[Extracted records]
::::

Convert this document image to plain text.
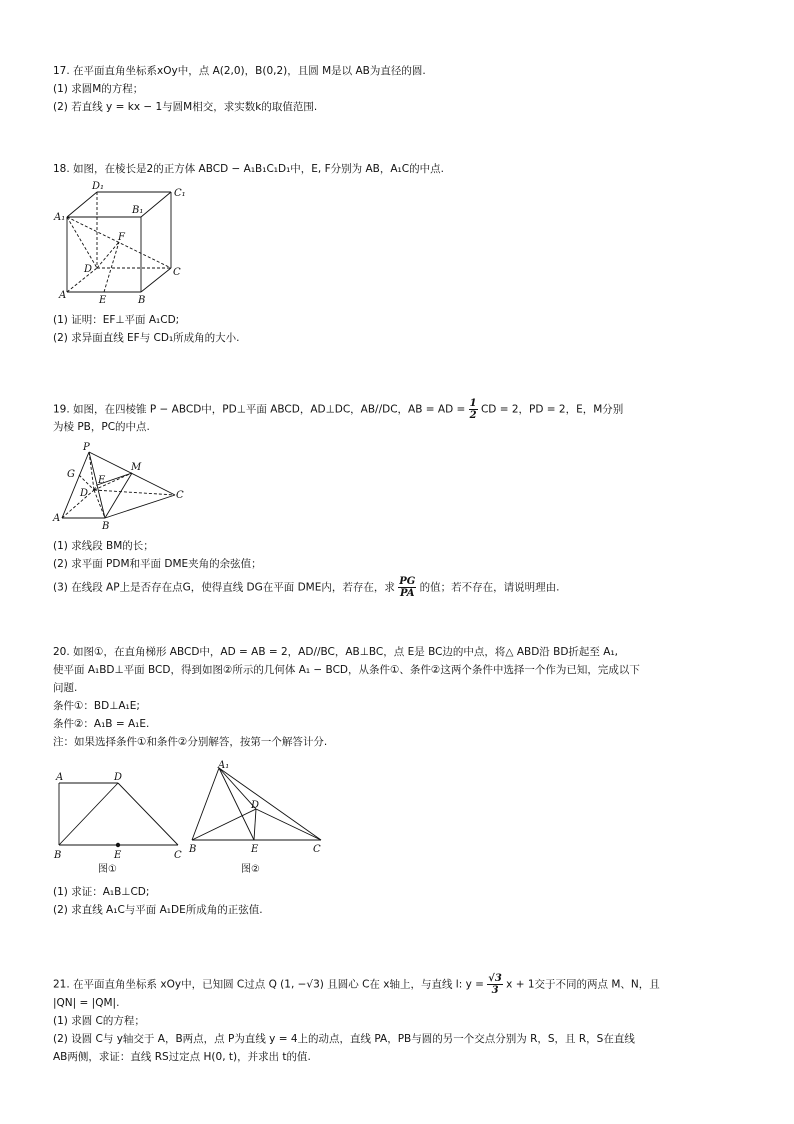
17. 在平面直角坐标系xOy中，点 A(2,0)，B(0,2)，且圆 M是以 AB为直径的圆.
(1) 求圆M的方程；
(2) 若直线 y = kx − 1与圆M相交，求实数k的取值范围.
18. 如图，在棱长是2的正方体 ABCD − A₁B₁C₁D₁中，E, F分别为 AB，A₁C的中点.
D₁
C₁
B₁
A₁
F
D	C
A	E	B
(1) 证明：EF⊥平面 A₁CD;
(2) 求异面直线 EF与 CD₁所成角的大小.
19. 如图，在四棱锥 P − ABCD中，PD⊥平面 ABCD，AD⊥DC，AB//DC，AB = AD = $\frac{1}{2}$ CD = 2，PD = 2，E，M分别
为棱 PB，PC的中点.
P
M
G
E
D	C
A
B
(1) 求线段 BM的长；
(2) 求平面 PDM和平面 DME夹角的余弦值；
(3) 在线段 AP上是否存在点G，使得直线 DG在平面 DME内，若存在，求 $\frac{PG}{PA}$ 的值；若不存在，请说明理由.
20. 如图①，在直角梯形 ABCD中，AD = AB = 2，AD//BC，AB⊥BC，点 E是 BC边的中点，将△ ABD沿 BD折起至 A₁,
使平面 A₁BD⊥平面 BCD，得到如图②所示的几何体 A₁ − BCD，从条件①、条件②这两个条件中选择一个作为已知，完成以下
问题.
条件①：BD⊥A₁E;
条件②：A₁B = A₁E.
注：如果选择条件①和条件②分别解答，按第一个解答计分.
A	D
B	E	C
图①
A₁
D
B	E	C
图②
(1) 求证：A₁B⊥CD;
(2) 求直线 A₁C与平面 A₁DE所成角的正弦值.
21. 在平面直角坐标系 xOy中，已知圆 C过点 Q (1, −√3) 且圆心 C在 x轴上，与直线 l: $y = \frac{√3}{3}$ x + 1交于不同的两点 M、N，且
|QN| = |QM|.
(1) 求圆 C的方程；
(2) 设圆 C与 y轴交于 A，B两点，点 P为直线 y = 4上的动点，直线 PA，PB与圆的另一个交点分别为 R，S，且 R，S在直线
AB两侧，求证：直线 RS过定点 H(0, t)，并求出 t的值.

::::

▸ Task objective: Retype the data above exactly; pictures are not part of the copy.

▸ Solution to this problem:
Convert this document image to plain text.
17. 在平面直角坐标系xOy中，点 A(2,0)，B(0,2)，且圆 M是以 AB为直径的圆.
(1) 求圆M的方程；
(2) 若直线 y = kx − 1与圆M相交，求实数k的取值范围.
18. 如图，在棱长是2的正方体 ABCD − A₁B₁C₁D₁中，E, F分别为 AB，A₁C的中点.
D₁
C₁
B₁
A₁
F
D	C
A	E	B
(1) 证明：EF⊥平面 A₁CD;
(2) 求异面直线 EF与 CD₁所成角的大小.
19. 如图，在四棱锥 P − ABCD中，PD⊥平面 ABCD，AD⊥DC，AB//DC，AB = AD = $\frac{1}{2}$ CD = 2，PD = 2，E，M分别
为棱 PB，PC的中点.
P
M
G
E
D	C
A
B
(1) 求线段 BM的长；
(2) 求平面 PDM和平面 DME夹角的余弦值；
(3) 在线段 AP上是否存在点G，使得直线 DG在平面 DME内，若存在，求 $\frac{PG}{PA}$ 的值；若不存在，请说明理由.
20. 如图①，在直角梯形 ABCD中，AD = AB = 2，AD//BC，AB⊥BC，点 E是 BC边的中点，将△ ABD沿 BD折起至 A₁,
使平面 A₁BD⊥平面 BCD，得到如图②所示的几何体 A₁ − BCD，从条件①、条件②这两个条件中选择一个作为已知，完成以下
问题.
条件①：BD⊥A₁E;
条件②：A₁B = A₁E.
注：如果选择条件①和条件②分别解答，按第一个解答计分.
A	D
B	E	C
图①
A₁
D
B	E	C
图②
(1) 求证：A₁B⊥CD;
(2) 求直线 A₁C与平面 A₁DE所成角的正弦值.
21. 在平面直角坐标系 xOy中，已知圆 C过点 Q (1, −√3) 且圆心 C在 x轴上，与直线 l: $y = \frac{√3}{3}$ x + 1交于不同的两点 M、N，且
|QN| = |QM|.
(1) 求圆 C的方程；
(2) 设圆 C与 y轴交于 A，B两点，点 P为直线 y = 4上的动点，直线 PA，PB与圆的另一个交点分别为 R，S，且 R，S在直线
AB两侧，求证：直线 RS过定点 H(0, t)，并求出 t的值.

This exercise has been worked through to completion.